In the records below, take the lines from the one holding "- vignette-icon: [325, 541, 334, 550]" through the one holding "- sliders-icon: [325, 584, 334, 595]", inclusive, and replace "interactable" with "clickable" everywhere in them. Output only those lines, with everything else unchanged.
· · ·
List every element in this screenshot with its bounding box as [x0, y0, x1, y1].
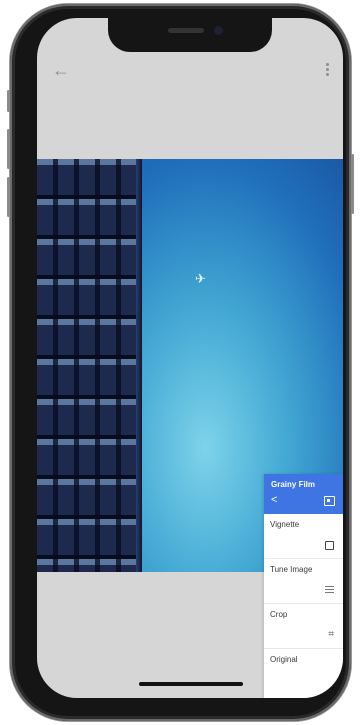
- vignette-icon: [325, 541, 334, 550]
- stack-item-tune-image[interactable]: Tune Image: [264, 559, 343, 604]
- notch: [108, 18, 272, 52]
- power-button: [351, 154, 354, 214]
- active-filter-header[interactable]: Grainy Film <: [264, 474, 343, 514]
- crop-icon: ⌗: [328, 629, 334, 640]
- building-facade: [37, 159, 142, 572]
- stack-item-vignette[interactable]: Vignette: [264, 514, 343, 559]
- sliders-icon: [325, 584, 334, 595]
- volume-down-button: [7, 177, 10, 217]
- top-bar: ←: [37, 54, 343, 84]
- arrow-left-icon[interactable]: ←: [49, 58, 73, 82]
- volume-up-button: [7, 129, 10, 169]
- active-filter-title: Grainy Film: [271, 480, 316, 489]
- home-indicator[interactable]: [139, 682, 243, 686]
- filter-stack-panel: Grainy Film < Vignette Tune Image Crop ⌗…: [264, 474, 343, 698]
- airplane-in-sky: ✈: [195, 271, 206, 286]
- stack-item-crop[interactable]: Crop ⌗: [264, 604, 343, 649]
- front-camera: [214, 26, 223, 35]
- phone-screen: ← ✈ Grainy Film < Vignette Tune Image Cr…: [37, 18, 343, 698]
- stack-item-label: Original: [270, 655, 298, 664]
- stack-item-label: Crop: [270, 610, 288, 619]
- speaker: [168, 28, 204, 33]
- stack-item-original[interactable]: Original: [264, 649, 343, 693]
- stack-item-label: Tune Image: [270, 565, 313, 574]
- silent-switch: [7, 90, 10, 112]
- more-vertical-icon[interactable]: [319, 62, 335, 78]
- stack-item-label: Vignette: [270, 520, 300, 529]
- compare-icon[interactable]: [324, 496, 335, 506]
- chevron-left-icon[interactable]: <: [271, 494, 277, 506]
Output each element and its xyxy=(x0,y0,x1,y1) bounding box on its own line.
· · ·
# Full response
- vignette-icon: [325, 541, 334, 550]
- stack-item-tune-image[clickable]: Tune Image: [264, 559, 343, 604]
- notch: [108, 18, 272, 52]
- power-button: [351, 154, 354, 214]
- active-filter-header[clickable]: Grainy Film <: [264, 474, 343, 514]
- crop-icon: ⌗: [328, 629, 334, 640]
- building-facade: [37, 159, 142, 572]
- stack-item-vignette[clickable]: Vignette: [264, 514, 343, 559]
- sliders-icon: [325, 584, 334, 595]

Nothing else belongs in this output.